====== Supplied records ======
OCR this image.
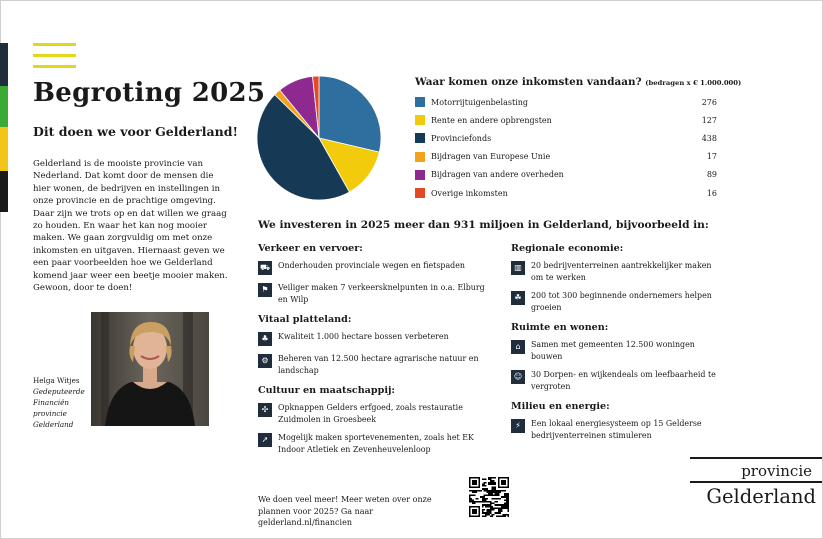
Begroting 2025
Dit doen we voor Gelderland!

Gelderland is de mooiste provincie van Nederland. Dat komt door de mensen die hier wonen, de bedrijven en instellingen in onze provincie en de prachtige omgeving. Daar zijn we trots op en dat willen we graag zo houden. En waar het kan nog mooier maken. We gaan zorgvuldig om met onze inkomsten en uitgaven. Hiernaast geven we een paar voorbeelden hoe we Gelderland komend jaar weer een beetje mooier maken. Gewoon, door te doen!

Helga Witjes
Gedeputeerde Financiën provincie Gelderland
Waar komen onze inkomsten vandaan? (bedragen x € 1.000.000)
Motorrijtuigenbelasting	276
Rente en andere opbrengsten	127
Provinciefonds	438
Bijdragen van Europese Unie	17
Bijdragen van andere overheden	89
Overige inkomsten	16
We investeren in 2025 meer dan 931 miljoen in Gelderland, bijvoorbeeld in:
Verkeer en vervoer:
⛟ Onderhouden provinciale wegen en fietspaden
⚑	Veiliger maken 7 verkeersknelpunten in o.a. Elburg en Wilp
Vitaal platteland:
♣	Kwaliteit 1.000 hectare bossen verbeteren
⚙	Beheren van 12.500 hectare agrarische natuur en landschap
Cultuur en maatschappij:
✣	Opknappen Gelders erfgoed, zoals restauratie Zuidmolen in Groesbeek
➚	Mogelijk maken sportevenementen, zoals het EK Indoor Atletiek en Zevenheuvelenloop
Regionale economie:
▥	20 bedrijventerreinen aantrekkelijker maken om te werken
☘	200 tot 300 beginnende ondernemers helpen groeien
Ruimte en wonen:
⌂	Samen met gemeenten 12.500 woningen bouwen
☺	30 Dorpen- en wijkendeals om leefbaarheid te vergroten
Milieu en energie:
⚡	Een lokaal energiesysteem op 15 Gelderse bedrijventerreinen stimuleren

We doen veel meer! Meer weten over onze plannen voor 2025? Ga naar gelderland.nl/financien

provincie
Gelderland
======
- _What is needed_
Transcribe each entry precisely as given, leaving the pictures out.

- _Answer for this exercise_
OCR this image.
Begroting 2025
Dit doen we voor Gelderland!

Gelderland is de mooiste provincie van Nederland. Dat komt door de mensen die hier wonen, de bedrijven en instellingen in onze provincie en de prachtige omgeving. Daar zijn we trots op en dat willen we graag zo houden. En waar het kan nog mooier maken. We gaan zorgvuldig om met onze inkomsten en uitgaven. Hiernaast geven we een paar voorbeelden hoe we Gelderland komend jaar weer een beetje mooier maken. Gewoon, door te doen!

Helga Witjes
Gedeputeerde Financiën provincie Gelderland
Waar komen onze inkomsten vandaan? (bedragen x € 1.000.000)
Motorrijtuigenbelasting	276
Rente en andere opbrengsten	127
Provinciefonds	438
Bijdragen van Europese Unie	17
Bijdragen van andere overheden	89
Overige inkomsten	16
We investeren in 2025 meer dan 931 miljoen in Gelderland, bijvoorbeeld in:
Verkeer en vervoer:
⛟ Onderhouden provinciale wegen en fietspaden
⚑	Veiliger maken 7 verkeersknelpunten in o.a. Elburg en Wilp
Vitaal platteland:
♣	Kwaliteit 1.000 hectare bossen verbeteren
⚙	Beheren van 12.500 hectare agrarische natuur en landschap
Cultuur en maatschappij:
✣	Opknappen Gelders erfgoed, zoals restauratie Zuidmolen in Groesbeek
➚	Mogelijk maken sportevenementen, zoals het EK Indoor Atletiek en Zevenheuvelenloop
Regionale economie:
▥	20 bedrijventerreinen aantrekkelijker maken om te werken
☘	200 tot 300 beginnende ondernemers helpen groeien
Ruimte en wonen:
⌂	Samen met gemeenten 12.500 woningen bouwen
☺	30 Dorpen- en wijkendeals om leefbaarheid te vergroten
Milieu en energie:
⚡	Een lokaal energiesysteem op 15 Gelderse bedrijventerreinen stimuleren

We doen veel meer! Meer weten over onze plannen voor 2025? Ga naar gelderland.nl/financien

provincie
Gelderland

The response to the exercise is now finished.